▶ _Given problem_: Take from the listing each line that has the string "første".
───── Material for this exercise
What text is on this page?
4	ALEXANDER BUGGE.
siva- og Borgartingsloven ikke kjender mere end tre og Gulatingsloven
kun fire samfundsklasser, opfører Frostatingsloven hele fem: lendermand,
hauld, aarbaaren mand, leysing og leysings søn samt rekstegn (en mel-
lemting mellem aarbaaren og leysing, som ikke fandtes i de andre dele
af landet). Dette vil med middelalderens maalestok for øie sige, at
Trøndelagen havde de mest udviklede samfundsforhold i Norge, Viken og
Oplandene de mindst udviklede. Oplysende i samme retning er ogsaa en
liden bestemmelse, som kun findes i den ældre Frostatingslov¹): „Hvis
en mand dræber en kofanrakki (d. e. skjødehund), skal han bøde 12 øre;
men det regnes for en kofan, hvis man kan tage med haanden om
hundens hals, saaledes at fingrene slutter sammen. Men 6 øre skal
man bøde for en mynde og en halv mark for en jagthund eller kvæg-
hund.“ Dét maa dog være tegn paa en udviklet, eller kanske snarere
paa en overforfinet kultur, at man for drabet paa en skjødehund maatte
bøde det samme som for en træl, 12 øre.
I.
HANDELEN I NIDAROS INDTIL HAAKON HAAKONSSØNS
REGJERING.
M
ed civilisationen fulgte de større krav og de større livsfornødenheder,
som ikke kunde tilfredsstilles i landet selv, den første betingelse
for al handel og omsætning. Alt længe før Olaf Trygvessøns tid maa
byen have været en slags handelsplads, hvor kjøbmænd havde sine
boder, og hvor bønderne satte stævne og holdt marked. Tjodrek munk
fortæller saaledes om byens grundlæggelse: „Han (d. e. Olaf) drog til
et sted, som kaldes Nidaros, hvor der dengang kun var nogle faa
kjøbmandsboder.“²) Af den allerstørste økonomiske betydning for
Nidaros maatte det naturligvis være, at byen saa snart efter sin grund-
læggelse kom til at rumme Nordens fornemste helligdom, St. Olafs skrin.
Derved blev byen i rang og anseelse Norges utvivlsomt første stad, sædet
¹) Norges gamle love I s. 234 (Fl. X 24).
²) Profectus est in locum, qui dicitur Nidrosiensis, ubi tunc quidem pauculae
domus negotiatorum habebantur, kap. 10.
──────────
▶ _Answer to this exercise_:
som ikke kunde tilfredsstilles i landet selv, den første betingelse
Derved blev byen i rang og anseelse Norges utvivlsomt første stad, sædet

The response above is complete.